» **Supplied information**
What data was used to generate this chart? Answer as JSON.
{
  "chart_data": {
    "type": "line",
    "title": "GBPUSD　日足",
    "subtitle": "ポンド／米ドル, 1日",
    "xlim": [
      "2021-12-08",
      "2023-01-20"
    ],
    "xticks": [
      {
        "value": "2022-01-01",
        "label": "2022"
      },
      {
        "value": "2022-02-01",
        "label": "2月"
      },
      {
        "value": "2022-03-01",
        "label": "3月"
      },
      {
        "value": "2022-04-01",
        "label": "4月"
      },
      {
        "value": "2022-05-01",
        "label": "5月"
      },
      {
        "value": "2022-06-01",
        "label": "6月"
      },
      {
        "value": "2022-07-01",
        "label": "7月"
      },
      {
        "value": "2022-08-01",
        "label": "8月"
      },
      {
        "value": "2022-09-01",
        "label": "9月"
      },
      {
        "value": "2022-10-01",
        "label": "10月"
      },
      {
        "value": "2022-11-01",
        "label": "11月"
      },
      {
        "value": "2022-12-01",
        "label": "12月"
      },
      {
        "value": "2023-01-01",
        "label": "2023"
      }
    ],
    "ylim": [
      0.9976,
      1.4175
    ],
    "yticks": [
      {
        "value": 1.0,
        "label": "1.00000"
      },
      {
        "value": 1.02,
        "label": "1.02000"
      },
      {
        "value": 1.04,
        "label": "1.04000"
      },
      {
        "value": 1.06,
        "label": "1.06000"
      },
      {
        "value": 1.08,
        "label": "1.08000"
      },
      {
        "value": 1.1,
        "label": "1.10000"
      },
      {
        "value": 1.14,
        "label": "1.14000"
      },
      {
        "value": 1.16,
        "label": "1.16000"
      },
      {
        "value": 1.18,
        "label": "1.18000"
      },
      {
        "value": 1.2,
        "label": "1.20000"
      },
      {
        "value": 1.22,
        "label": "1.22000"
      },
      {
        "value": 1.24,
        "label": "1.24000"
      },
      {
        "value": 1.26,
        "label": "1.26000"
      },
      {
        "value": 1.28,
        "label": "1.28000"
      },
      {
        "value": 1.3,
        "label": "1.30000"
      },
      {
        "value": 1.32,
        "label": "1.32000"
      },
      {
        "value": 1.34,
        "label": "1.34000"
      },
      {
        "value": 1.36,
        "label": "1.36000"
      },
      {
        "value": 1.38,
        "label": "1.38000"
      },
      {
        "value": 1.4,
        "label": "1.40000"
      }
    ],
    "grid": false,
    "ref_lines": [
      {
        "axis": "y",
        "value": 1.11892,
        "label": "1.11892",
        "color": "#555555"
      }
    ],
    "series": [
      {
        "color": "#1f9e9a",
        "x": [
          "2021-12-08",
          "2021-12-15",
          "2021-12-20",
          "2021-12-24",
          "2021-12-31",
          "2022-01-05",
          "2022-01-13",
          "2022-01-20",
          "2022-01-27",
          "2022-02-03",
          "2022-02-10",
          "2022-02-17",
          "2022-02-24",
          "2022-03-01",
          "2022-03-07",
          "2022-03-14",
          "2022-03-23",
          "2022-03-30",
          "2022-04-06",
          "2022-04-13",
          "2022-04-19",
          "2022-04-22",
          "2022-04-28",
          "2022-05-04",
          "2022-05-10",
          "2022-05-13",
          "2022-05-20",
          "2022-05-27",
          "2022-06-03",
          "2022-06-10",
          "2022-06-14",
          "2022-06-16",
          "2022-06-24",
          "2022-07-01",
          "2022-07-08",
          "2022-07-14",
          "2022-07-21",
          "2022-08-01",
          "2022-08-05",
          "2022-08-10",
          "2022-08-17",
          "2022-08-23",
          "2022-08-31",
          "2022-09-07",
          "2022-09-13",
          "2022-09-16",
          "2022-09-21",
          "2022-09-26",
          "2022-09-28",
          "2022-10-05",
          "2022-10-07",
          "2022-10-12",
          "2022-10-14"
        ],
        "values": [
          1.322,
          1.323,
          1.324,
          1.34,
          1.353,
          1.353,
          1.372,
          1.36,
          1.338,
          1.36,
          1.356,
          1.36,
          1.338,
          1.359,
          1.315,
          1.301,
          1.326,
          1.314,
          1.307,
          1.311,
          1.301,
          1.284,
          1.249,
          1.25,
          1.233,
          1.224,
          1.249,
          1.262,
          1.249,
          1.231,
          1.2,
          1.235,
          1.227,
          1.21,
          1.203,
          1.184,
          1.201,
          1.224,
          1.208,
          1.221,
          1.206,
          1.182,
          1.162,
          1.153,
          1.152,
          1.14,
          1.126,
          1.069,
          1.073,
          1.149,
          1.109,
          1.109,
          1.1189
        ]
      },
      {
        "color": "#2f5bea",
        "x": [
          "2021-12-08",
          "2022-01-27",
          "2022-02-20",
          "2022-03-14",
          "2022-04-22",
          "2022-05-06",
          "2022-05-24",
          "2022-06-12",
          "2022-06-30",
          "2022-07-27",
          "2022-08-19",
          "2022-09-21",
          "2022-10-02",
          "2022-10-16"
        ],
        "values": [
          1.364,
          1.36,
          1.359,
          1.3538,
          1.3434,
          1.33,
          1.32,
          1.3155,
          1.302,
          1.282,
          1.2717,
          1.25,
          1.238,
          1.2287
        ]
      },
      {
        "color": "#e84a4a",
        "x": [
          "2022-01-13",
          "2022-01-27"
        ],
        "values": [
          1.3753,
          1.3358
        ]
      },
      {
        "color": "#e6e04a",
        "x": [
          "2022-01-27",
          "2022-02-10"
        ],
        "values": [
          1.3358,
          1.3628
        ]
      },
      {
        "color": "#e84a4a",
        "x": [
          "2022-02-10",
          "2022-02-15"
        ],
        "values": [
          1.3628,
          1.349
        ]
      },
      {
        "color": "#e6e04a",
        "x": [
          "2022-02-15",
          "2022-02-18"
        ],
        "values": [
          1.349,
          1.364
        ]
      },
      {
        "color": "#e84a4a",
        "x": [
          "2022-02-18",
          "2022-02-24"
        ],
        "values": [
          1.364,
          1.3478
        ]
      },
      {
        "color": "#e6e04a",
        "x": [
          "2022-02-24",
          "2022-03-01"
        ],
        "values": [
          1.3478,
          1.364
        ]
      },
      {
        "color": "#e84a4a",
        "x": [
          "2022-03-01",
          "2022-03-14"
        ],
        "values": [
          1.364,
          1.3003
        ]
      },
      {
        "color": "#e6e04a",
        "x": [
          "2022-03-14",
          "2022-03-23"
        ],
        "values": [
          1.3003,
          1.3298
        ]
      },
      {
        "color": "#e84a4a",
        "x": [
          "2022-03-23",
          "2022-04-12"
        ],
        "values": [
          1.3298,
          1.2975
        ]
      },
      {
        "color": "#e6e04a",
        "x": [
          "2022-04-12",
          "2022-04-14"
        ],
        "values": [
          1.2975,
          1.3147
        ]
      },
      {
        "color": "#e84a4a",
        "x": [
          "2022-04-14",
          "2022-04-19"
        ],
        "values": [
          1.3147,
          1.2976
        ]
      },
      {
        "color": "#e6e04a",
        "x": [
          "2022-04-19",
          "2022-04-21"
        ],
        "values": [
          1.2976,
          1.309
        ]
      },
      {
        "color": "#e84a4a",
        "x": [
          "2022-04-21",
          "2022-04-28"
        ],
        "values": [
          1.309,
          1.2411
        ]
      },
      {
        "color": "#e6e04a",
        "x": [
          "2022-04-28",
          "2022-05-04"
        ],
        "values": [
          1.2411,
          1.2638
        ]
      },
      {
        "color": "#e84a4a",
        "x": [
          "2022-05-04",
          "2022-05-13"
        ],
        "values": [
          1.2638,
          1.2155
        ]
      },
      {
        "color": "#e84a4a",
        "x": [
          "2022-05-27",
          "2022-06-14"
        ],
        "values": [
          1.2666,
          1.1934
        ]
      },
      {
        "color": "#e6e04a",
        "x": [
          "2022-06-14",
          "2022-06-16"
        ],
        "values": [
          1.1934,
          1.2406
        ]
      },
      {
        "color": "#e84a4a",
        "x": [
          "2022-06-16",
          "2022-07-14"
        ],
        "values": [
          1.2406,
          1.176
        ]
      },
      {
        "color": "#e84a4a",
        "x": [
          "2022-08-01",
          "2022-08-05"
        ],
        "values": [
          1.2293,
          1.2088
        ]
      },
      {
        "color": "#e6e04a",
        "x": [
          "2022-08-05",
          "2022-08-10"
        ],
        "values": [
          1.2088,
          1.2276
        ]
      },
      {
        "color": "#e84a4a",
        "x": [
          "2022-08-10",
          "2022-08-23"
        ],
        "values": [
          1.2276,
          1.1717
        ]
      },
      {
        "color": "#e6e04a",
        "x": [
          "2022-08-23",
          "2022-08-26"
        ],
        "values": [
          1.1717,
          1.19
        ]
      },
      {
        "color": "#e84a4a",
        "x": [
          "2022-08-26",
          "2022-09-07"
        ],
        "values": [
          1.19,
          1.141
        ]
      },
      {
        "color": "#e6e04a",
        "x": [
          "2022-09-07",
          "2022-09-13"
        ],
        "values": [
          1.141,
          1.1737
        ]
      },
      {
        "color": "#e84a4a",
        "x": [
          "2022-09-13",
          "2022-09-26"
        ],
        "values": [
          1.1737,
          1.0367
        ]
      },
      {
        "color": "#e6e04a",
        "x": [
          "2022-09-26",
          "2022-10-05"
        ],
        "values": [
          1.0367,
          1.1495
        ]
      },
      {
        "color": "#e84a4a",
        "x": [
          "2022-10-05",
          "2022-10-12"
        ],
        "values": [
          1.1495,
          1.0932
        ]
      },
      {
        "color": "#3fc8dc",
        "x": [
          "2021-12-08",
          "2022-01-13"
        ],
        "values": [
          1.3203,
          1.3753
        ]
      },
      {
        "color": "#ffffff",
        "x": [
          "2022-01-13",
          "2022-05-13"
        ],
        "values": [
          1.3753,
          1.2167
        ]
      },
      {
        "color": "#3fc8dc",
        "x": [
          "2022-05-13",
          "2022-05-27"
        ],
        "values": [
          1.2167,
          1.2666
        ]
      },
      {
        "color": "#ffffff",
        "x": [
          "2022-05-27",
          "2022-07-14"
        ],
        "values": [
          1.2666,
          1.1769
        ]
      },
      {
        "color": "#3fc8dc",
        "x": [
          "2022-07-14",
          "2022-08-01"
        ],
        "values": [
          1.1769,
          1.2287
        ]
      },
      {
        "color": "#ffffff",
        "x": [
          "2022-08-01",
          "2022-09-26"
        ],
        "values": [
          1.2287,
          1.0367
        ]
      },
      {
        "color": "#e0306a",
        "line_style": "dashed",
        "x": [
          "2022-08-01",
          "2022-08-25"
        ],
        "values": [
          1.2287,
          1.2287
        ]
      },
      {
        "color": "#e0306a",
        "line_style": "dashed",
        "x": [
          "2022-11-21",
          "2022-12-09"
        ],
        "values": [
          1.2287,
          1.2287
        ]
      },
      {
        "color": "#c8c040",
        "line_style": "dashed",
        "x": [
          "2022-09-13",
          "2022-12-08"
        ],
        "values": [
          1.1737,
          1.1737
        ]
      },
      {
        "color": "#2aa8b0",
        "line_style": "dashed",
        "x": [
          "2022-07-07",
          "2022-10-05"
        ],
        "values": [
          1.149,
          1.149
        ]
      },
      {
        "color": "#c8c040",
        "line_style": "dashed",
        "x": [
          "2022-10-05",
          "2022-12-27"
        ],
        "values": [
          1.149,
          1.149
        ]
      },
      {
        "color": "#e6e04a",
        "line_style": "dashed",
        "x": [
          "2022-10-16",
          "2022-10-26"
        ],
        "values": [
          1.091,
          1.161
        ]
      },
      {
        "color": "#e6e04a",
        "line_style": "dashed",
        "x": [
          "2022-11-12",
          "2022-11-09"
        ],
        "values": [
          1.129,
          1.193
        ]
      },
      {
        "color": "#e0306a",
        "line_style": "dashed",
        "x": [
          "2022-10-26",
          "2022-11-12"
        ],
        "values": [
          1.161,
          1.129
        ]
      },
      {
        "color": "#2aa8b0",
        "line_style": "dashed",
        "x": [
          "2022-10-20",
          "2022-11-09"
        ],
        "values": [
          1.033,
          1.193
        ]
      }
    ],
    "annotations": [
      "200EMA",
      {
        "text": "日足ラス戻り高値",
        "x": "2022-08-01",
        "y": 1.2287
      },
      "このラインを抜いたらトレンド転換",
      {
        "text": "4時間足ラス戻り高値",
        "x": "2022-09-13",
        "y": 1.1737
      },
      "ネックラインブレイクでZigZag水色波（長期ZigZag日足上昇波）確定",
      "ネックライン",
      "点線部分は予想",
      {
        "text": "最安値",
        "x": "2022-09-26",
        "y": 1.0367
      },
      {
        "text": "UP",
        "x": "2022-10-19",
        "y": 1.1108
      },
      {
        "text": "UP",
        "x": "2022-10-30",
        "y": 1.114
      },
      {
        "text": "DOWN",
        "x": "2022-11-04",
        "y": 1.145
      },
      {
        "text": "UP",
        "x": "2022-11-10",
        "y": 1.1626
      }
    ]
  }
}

» **What to produce**
In the entries above, find each line with the word "text" and copy it.

» **Final result**
        "text": "日足ラス戻り高値",
        "text": "4時間足ラス戻り高値",
        "text": "最安値",
        "text": "UP",
        "text": "UP",
        "text": "DOWN",
        "text": "UP",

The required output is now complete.